Document transcription data:
################
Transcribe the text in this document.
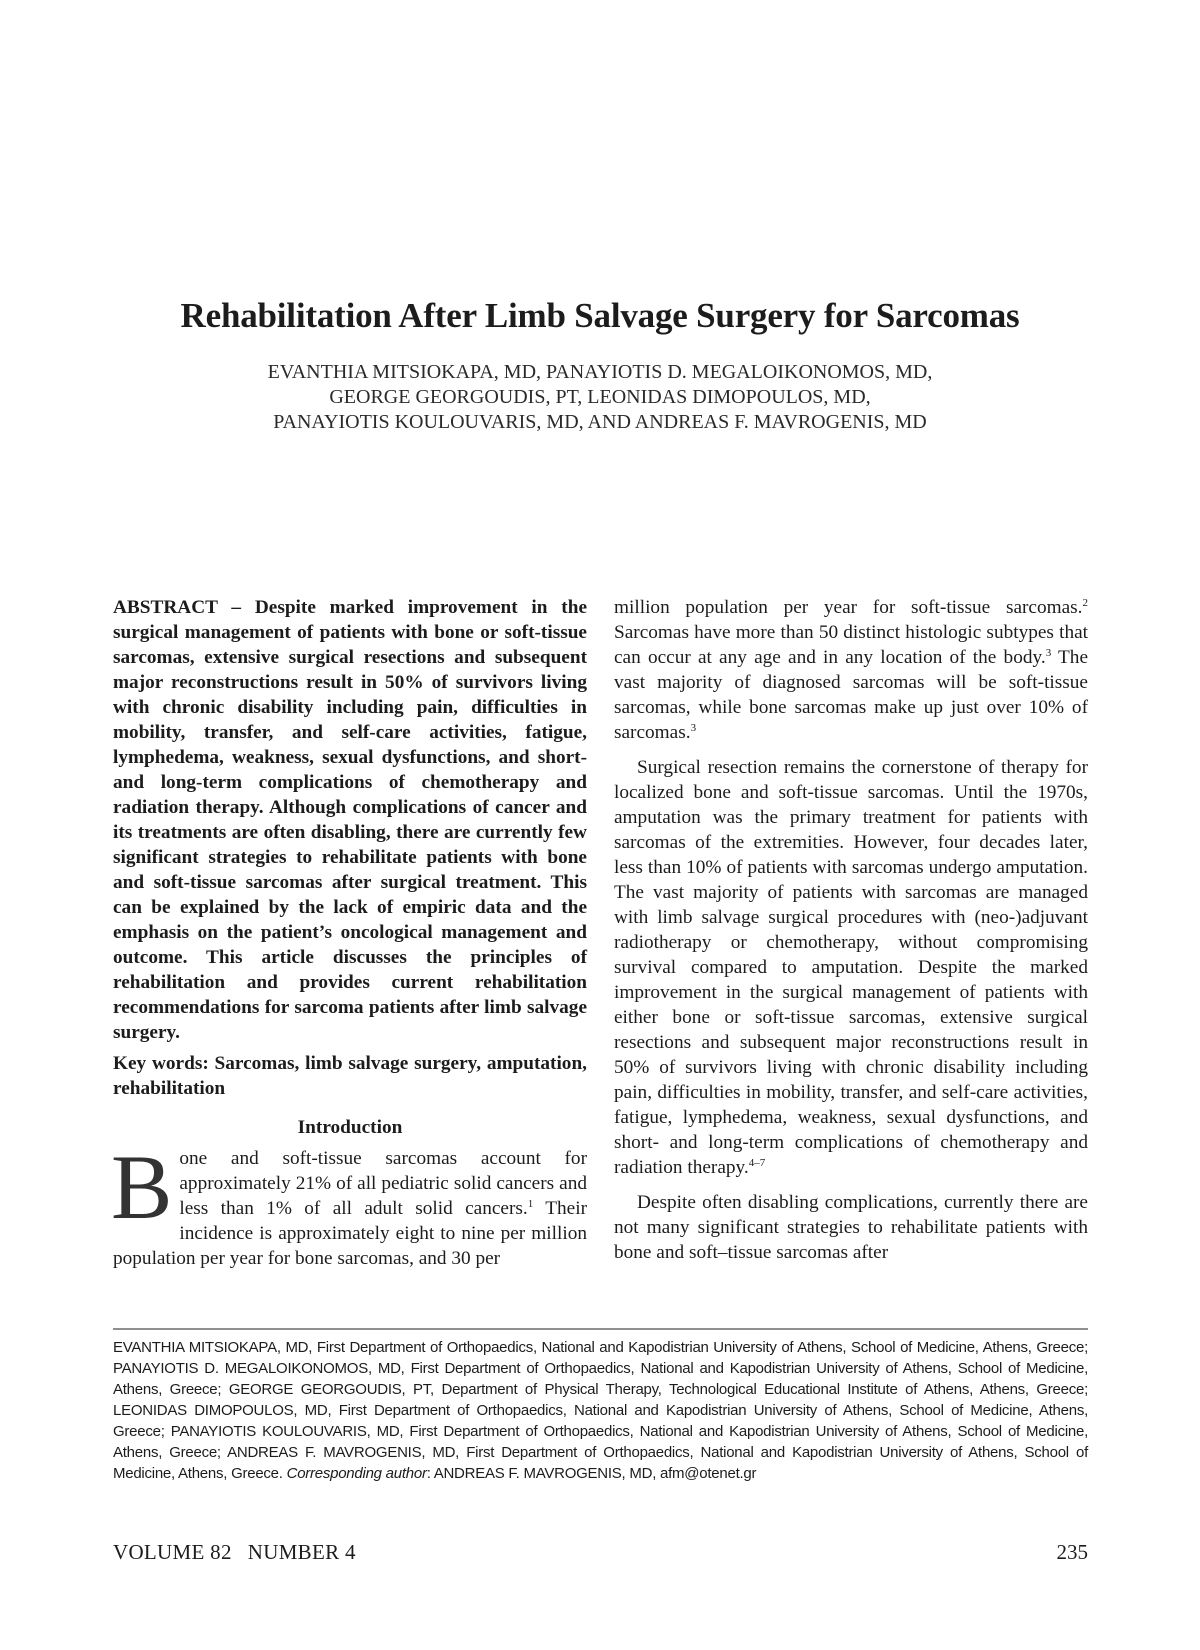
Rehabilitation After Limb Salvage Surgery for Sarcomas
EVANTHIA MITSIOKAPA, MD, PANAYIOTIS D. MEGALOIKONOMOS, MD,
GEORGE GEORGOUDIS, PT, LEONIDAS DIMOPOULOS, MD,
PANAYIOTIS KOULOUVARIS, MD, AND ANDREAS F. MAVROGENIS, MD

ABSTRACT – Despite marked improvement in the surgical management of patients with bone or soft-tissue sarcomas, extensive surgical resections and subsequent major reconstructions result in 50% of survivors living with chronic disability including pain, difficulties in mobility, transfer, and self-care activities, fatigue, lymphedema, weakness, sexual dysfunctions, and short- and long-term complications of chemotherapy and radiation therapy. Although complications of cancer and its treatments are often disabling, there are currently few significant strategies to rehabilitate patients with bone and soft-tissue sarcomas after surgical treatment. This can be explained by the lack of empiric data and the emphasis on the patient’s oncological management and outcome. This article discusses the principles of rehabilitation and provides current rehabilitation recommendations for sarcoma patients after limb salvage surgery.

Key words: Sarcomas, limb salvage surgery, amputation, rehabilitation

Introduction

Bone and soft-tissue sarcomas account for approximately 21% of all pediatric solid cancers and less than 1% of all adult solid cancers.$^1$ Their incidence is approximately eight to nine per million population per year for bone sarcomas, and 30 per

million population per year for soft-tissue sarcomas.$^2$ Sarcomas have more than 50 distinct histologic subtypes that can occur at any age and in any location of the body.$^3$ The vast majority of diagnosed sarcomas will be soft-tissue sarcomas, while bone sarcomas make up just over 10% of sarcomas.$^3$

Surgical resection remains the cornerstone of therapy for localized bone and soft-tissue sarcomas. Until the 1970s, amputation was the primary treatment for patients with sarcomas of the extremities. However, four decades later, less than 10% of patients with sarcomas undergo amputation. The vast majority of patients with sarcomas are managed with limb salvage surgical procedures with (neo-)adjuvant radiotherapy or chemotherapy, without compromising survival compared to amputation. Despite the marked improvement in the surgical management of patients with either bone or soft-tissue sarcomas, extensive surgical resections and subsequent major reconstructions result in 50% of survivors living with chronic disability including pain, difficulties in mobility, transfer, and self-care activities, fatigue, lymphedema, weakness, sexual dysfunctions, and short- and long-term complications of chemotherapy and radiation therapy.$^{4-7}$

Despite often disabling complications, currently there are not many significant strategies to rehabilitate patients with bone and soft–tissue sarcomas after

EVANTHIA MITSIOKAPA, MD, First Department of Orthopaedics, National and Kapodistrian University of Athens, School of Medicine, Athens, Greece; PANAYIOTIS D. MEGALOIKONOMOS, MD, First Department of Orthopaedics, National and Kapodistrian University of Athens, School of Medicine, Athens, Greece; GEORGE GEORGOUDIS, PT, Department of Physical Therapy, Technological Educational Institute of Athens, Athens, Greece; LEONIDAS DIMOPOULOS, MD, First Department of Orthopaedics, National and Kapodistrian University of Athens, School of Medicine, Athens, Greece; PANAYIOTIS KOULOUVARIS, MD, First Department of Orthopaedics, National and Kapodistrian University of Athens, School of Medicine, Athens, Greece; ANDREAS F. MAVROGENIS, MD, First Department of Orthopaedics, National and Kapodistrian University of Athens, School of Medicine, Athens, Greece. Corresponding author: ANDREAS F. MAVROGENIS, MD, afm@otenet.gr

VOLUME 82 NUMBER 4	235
################
> [YOUR OBJECTIVE]: Although the entries contain pictures, reproduce only the rest, exactly as written.

> [OUTPUT FOR THIS TASK]:
Transcribe the text in this document.
Rehabilitation After Limb Salvage Surgery for Sarcomas
EVANTHIA MITSIOKAPA, MD, PANAYIOTIS D. MEGALOIKONOMOS, MD,
GEORGE GEORGOUDIS, PT, LEONIDAS DIMOPOULOS, MD,
PANAYIOTIS KOULOUVARIS, MD, AND ANDREAS F. MAVROGENIS, MD

ABSTRACT – Despite marked improvement in the surgical management of patients with bone or soft-tissue sarcomas, extensive surgical resections and subsequent major reconstructions result in 50% of survivors living with chronic disability including pain, difficulties in mobility, transfer, and self-care activities, fatigue, lymphedema, weakness, sexual dysfunctions, and short- and long-term complications of chemotherapy and radiation therapy. Although complications of cancer and its treatments are often disabling, there are currently few significant strategies to rehabilitate patients with bone and soft-tissue sarcomas after surgical treatment. This can be explained by the lack of empiric data and the emphasis on the patient’s oncological management and outcome. This article discusses the principles of rehabilitation and provides current rehabilitation recommendations for sarcoma patients after limb salvage surgery.

Key words: Sarcomas, limb salvage surgery, amputation, rehabilitation

Introduction

Bone and soft-tissue sarcomas account for approximately 21% of all pediatric solid cancers and less than 1% of all adult solid cancers.$^1$ Their incidence is approximately eight to nine per million population per year for bone sarcomas, and 30 per

million population per year for soft-tissue sarcomas.$^2$ Sarcomas have more than 50 distinct histologic subtypes that can occur at any age and in any location of the body.$^3$ The vast majority of diagnosed sarcomas will be soft-tissue sarcomas, while bone sarcomas make up just over 10% of sarcomas.$^3$

Surgical resection remains the cornerstone of therapy for localized bone and soft-tissue sarcomas. Until the 1970s, amputation was the primary treatment for patients with sarcomas of the extremities. However, four decades later, less than 10% of patients with sarcomas undergo amputation. The vast majority of patients with sarcomas are managed with limb salvage surgical procedures with (neo-)adjuvant radiotherapy or chemotherapy, without compromising survival compared to amputation. Despite the marked improvement in the surgical management of patients with either bone or soft-tissue sarcomas, extensive surgical resections and subsequent major reconstructions result in 50% of survivors living with chronic disability including pain, difficulties in mobility, transfer, and self-care activities, fatigue, lymphedema, weakness, sexual dysfunctions, and short- and long-term complications of chemotherapy and radiation therapy.$^{4-7}$

Despite often disabling complications, currently there are not many significant strategies to rehabilitate patients with bone and soft–tissue sarcomas after

EVANTHIA MITSIOKAPA, MD, First Department of Orthopaedics, National and Kapodistrian University of Athens, School of Medicine, Athens, Greece; PANAYIOTIS D. MEGALOIKONOMOS, MD, First Department of Orthopaedics, National and Kapodistrian University of Athens, School of Medicine, Athens, Greece; GEORGE GEORGOUDIS, PT, Department of Physical Therapy, Technological Educational Institute of Athens, Athens, Greece; LEONIDAS DIMOPOULOS, MD, First Department of Orthopaedics, National and Kapodistrian University of Athens, School of Medicine, Athens, Greece; PANAYIOTIS KOULOUVARIS, MD, First Department of Orthopaedics, National and Kapodistrian University of Athens, School of Medicine, Athens, Greece; ANDREAS F. MAVROGENIS, MD, First Department of Orthopaedics, National and Kapodistrian University of Athens, School of Medicine, Athens, Greece. Corresponding author: ANDREAS F. MAVROGENIS, MD, afm@otenet.gr

VOLUME 82 NUMBER 4	235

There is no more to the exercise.